Raw records
·····
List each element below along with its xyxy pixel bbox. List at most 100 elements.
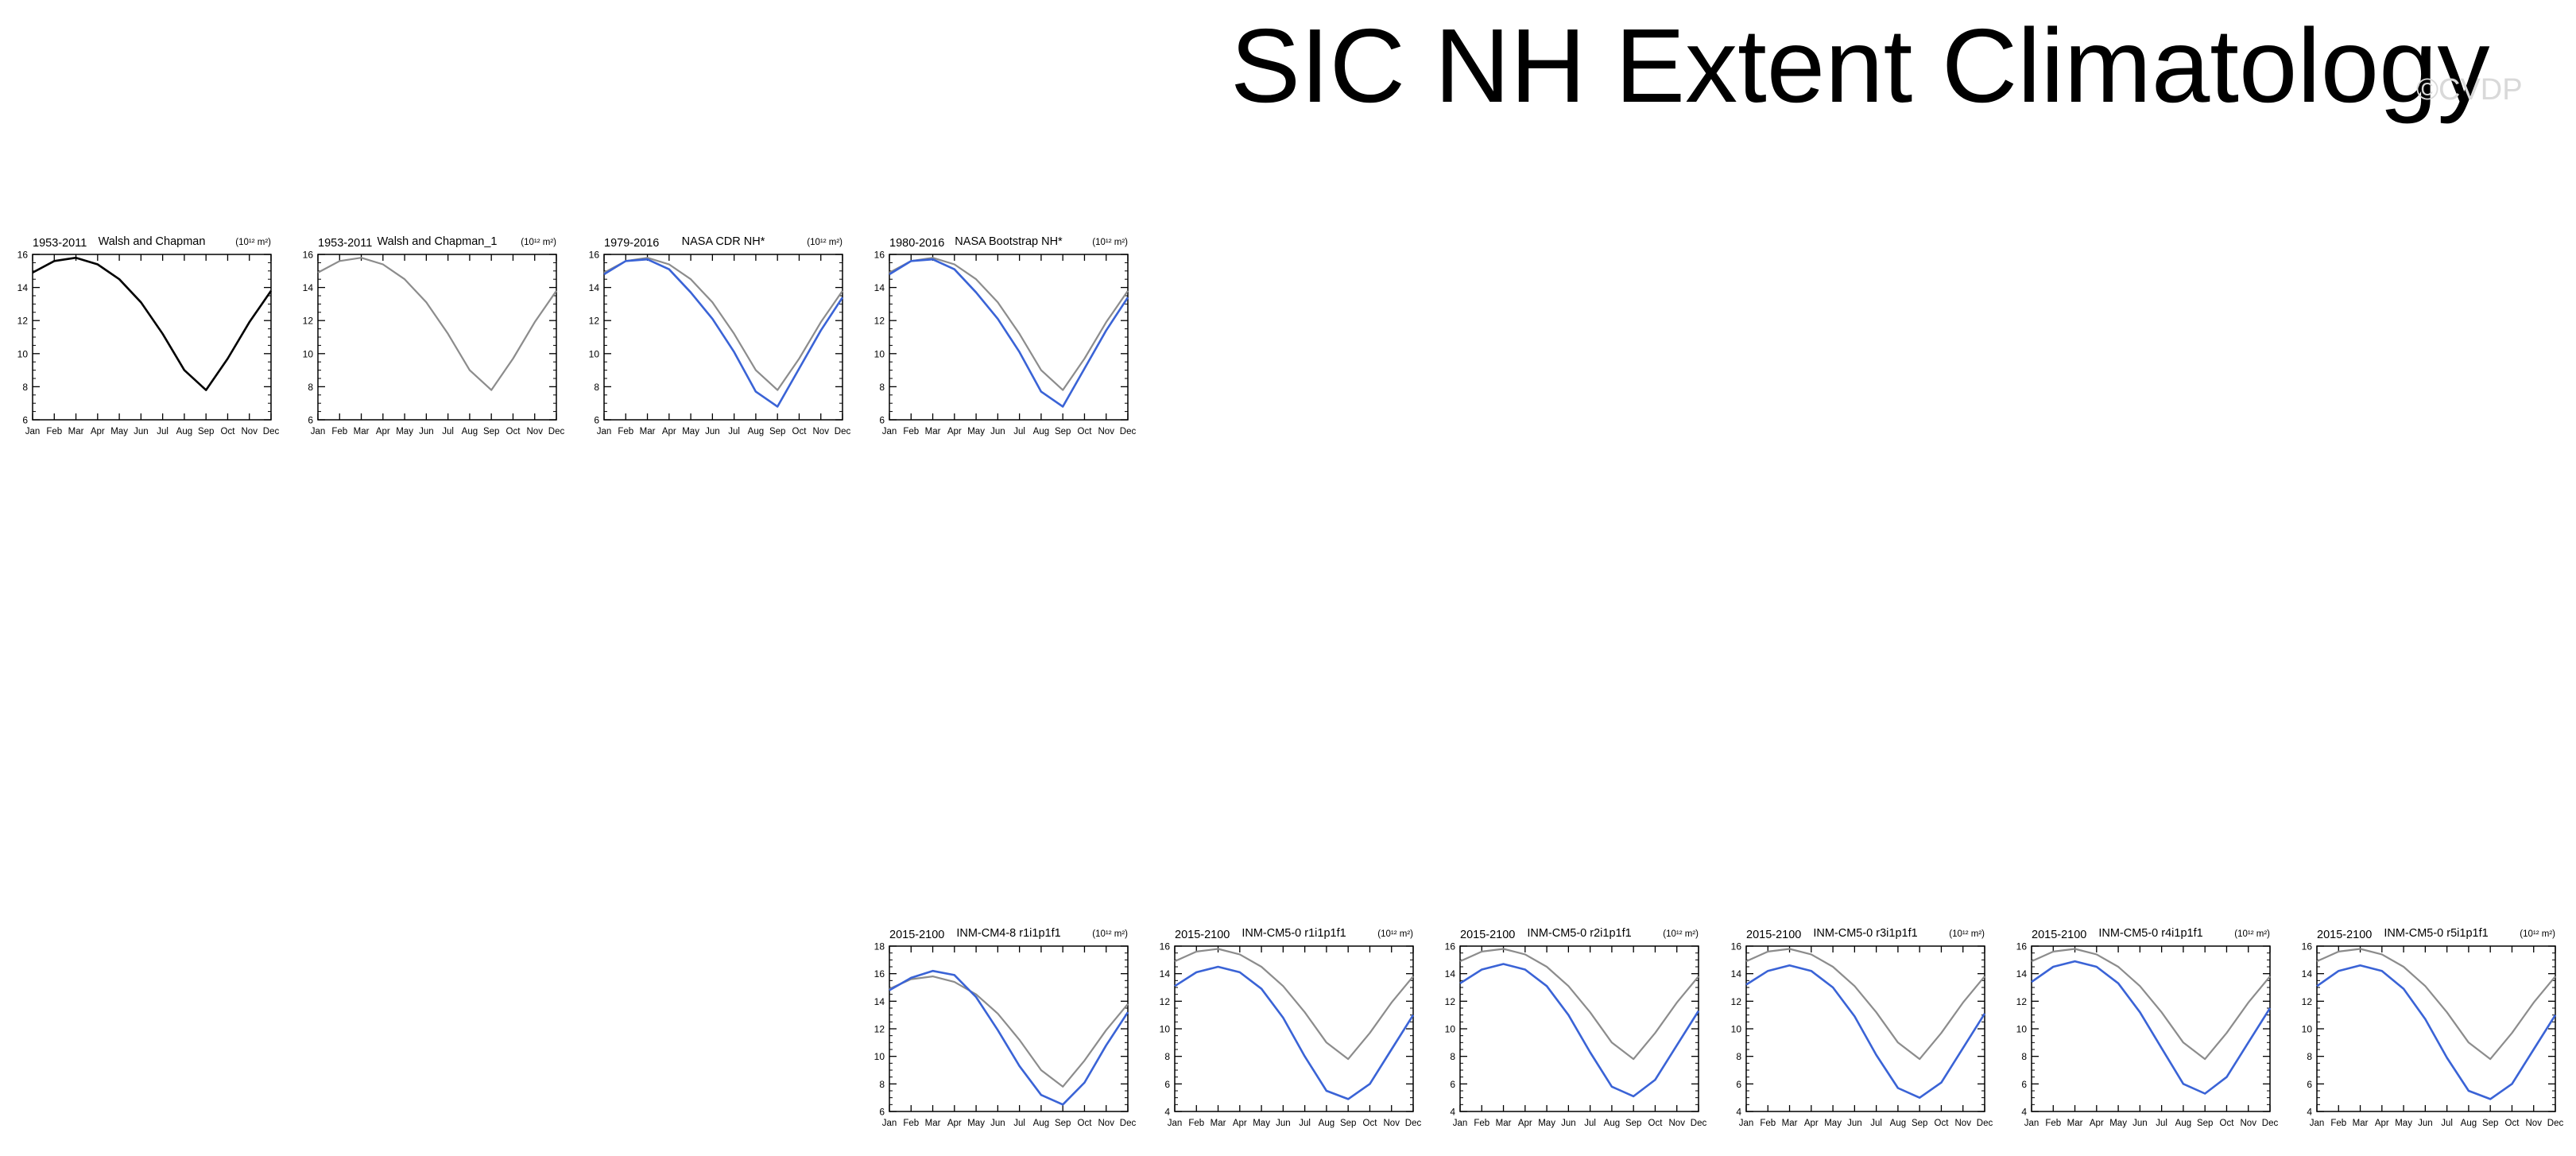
y-tick-label: 18 xyxy=(874,941,885,952)
x-tick-label: Mar xyxy=(354,427,370,436)
panel-units-label: (10¹² m²) xyxy=(1663,929,1699,939)
x-tick-label: Jun xyxy=(990,427,1005,436)
y-tick-label: 6 xyxy=(2021,1079,2027,1090)
x-tick-label: Dec xyxy=(835,427,851,436)
x-tick-label: Jul xyxy=(2441,1119,2453,1128)
x-tick-label: Mar xyxy=(68,427,84,436)
x-tick-label: Mar xyxy=(1211,1119,1226,1128)
panel-8: 4 6 8 10 12 14 16 Jan Feb Mar Apr May Jun Jul Aug Sep Oc… xyxy=(1731,927,1993,1128)
panel-period-label: 2015-2100 xyxy=(1746,929,1801,941)
plot-frame xyxy=(317,254,557,421)
y-tick-label: 14 xyxy=(1731,968,1742,979)
x-tick-label: Sep xyxy=(1055,427,1071,436)
x-tick-label: Oct xyxy=(2220,1119,2235,1128)
x-tick-label: Jul xyxy=(1013,427,1025,436)
x-tick-label: Sep xyxy=(2197,1119,2213,1128)
x-tick-label: Jun xyxy=(1561,1119,1576,1128)
y-tick-label: 14 xyxy=(874,282,885,293)
y-tick-label: 6 xyxy=(879,415,885,426)
y-tick-label: 16 xyxy=(17,250,29,261)
plot-frame xyxy=(1745,945,1985,1112)
x-tick-label: Apr xyxy=(2375,1119,2389,1128)
x-tick-label: Jun xyxy=(134,427,149,436)
x-tick-label: Apr xyxy=(1233,1119,1247,1128)
panel-dataset-label: INM-CM5-0 r4i1p1f1 xyxy=(2098,927,2202,940)
y-tick-label: 8 xyxy=(2021,1051,2027,1062)
y-tick-label: 16 xyxy=(2016,941,2028,952)
x-tick-label: Nov xyxy=(1955,1119,1972,1128)
panel-dataset-label: INM-CM5-0 r1i1p1f1 xyxy=(1242,927,1346,940)
x-tick-label: Aug xyxy=(1890,1119,1906,1128)
y-tick-label: 8 xyxy=(1450,1051,1455,1062)
plot-frame xyxy=(1174,945,1414,1112)
x-tick-label: Sep xyxy=(483,427,499,436)
x-tick-label: Apr xyxy=(91,427,105,436)
series-line-main xyxy=(2031,960,2272,1095)
series-line-main xyxy=(32,256,273,391)
x-tick-label: May xyxy=(1253,1119,1270,1128)
x-tick-label: Dec xyxy=(1120,1119,1137,1128)
panel-period-label: 2015-2100 xyxy=(889,929,944,941)
x-tick-label: Mar xyxy=(2353,1119,2369,1128)
series-line-main xyxy=(2316,964,2557,1100)
x-tick-label: Mar xyxy=(2067,1119,2083,1128)
y-tick-label: 10 xyxy=(589,348,600,359)
x-tick-label: Mar xyxy=(640,427,656,436)
panel-10: 4 6 8 10 12 14 16 Jan Feb Mar Apr May Jun Jul Aug Sep Oc… xyxy=(2302,927,2564,1128)
y-tick-label: 4 xyxy=(2021,1107,2027,1118)
series-line-reference xyxy=(2031,948,2271,1061)
x-tick-label: Sep xyxy=(1912,1119,1927,1128)
x-tick-label: Jan xyxy=(2024,1119,2039,1128)
x-tick-label: Sep xyxy=(198,427,214,436)
y-tick-label: 8 xyxy=(1736,1051,1741,1062)
x-tick-label: Apr xyxy=(947,1119,962,1128)
y-tick-label: 14 xyxy=(2016,968,2028,979)
y-tick-label: 14 xyxy=(589,282,600,293)
x-tick-label: Jul xyxy=(2156,1119,2167,1128)
x-tick-label: Feb xyxy=(2330,1119,2346,1128)
y-tick-label: 12 xyxy=(17,316,29,327)
x-tick-label: Aug xyxy=(1604,1119,1620,1128)
y-tick-label: 12 xyxy=(589,316,600,327)
x-tick-label: Aug xyxy=(1033,427,1049,436)
y-tick-label: 12 xyxy=(874,1024,885,1035)
panel-1: 6 8 10 12 14 16 Jan Feb Mar Apr May Jun Jul Aug Sep Oct… xyxy=(17,235,280,436)
y-tick-label: 12 xyxy=(1731,996,1742,1007)
y-tick-label: 6 xyxy=(1450,1079,1455,1090)
series-line-main xyxy=(1745,964,1986,1099)
x-tick-label: Feb xyxy=(1188,1119,1204,1128)
x-tick-label: May xyxy=(396,427,413,436)
panel-units-label: (10¹² m²) xyxy=(2234,929,2270,939)
x-tick-label: Jan xyxy=(311,427,326,436)
panel-period-label: 2015-2100 xyxy=(2317,929,2372,941)
panel-units-label: (10¹² m²) xyxy=(1949,929,1985,939)
panel-units-label: (10¹² m²) xyxy=(2520,929,2555,939)
x-tick-label: Aug xyxy=(1033,1119,1049,1128)
panel-dataset-label: Walsh and Chapman xyxy=(99,235,206,248)
x-tick-label: Jul xyxy=(1870,1119,1882,1128)
y-tick-label: 6 xyxy=(2307,1079,2312,1090)
y-tick-label: 16 xyxy=(589,250,600,261)
y-tick-label: 16 xyxy=(2302,941,2313,952)
panel-dataset-label: INM-CM5-0 r3i1p1f1 xyxy=(1813,927,1917,940)
x-tick-label: Oct xyxy=(506,427,521,436)
panel-period-label: 1953-2011 xyxy=(318,237,372,250)
series-line-main xyxy=(1174,965,1415,1100)
x-tick-label: Jun xyxy=(2132,1119,2148,1128)
x-tick-label: Jan xyxy=(1739,1119,1754,1128)
x-tick-label: Nov xyxy=(1098,1119,1115,1128)
x-tick-label: Nov xyxy=(242,427,258,436)
panel-4: 6 8 10 12 14 16 Jan Feb Mar Apr May Jun Jul Aug Sep Oct… xyxy=(874,235,1137,436)
panel-units-label: (10¹² m²) xyxy=(235,238,271,247)
panel-2: 6 8 10 12 14 16 Jan Feb Mar Apr May Jun Jul Aug Sep Oct… xyxy=(303,235,565,436)
series-line-main xyxy=(889,258,1129,408)
y-tick-label: 10 xyxy=(1731,1024,1742,1035)
y-tick-label: 10 xyxy=(874,348,885,359)
x-tick-label: Nov xyxy=(813,427,830,436)
y-tick-label: 6 xyxy=(308,415,313,426)
panel-period-label: 2015-2100 xyxy=(2032,929,2086,941)
x-tick-label: Jan xyxy=(597,427,612,436)
y-tick-label: 4 xyxy=(2307,1107,2312,1118)
panel-dataset-label: INM-CM4-8 r1i1p1f1 xyxy=(956,927,1060,940)
x-tick-label: Jan xyxy=(1168,1119,1183,1128)
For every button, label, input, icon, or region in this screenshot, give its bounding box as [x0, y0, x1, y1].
·····
Starting with the line containing "y-tick-label: 18 xyxy=(874,941,885,952)" and going on through the line containing "x-tick-label: Jul xyxy=(2441,1119,2453,1128)", recast those lines of the records as a Markdown table with the columns Row and Line. Number each row, and leave out any blank lines.

| Row | Line |
|---|---|
| 1 | y-tick-label: 18 xyxy=(874,941,885,952) |
| 2 | x-tick-label: Mar xyxy=(354,427,370,436) |
| 3 | panel-units-label: (10¹² m²) xyxy=(1663,929,1699,939) |
| 4 | x-tick-label: Jun xyxy=(990,427,1005,436) |
| 5 | y-tick-label: 6 xyxy=(2021,1079,2027,1090) |
| 6 | x-tick-label: Dec xyxy=(835,427,851,436) |
| 7 | x-tick-label: Jul xyxy=(2441,1119,2453,1128) |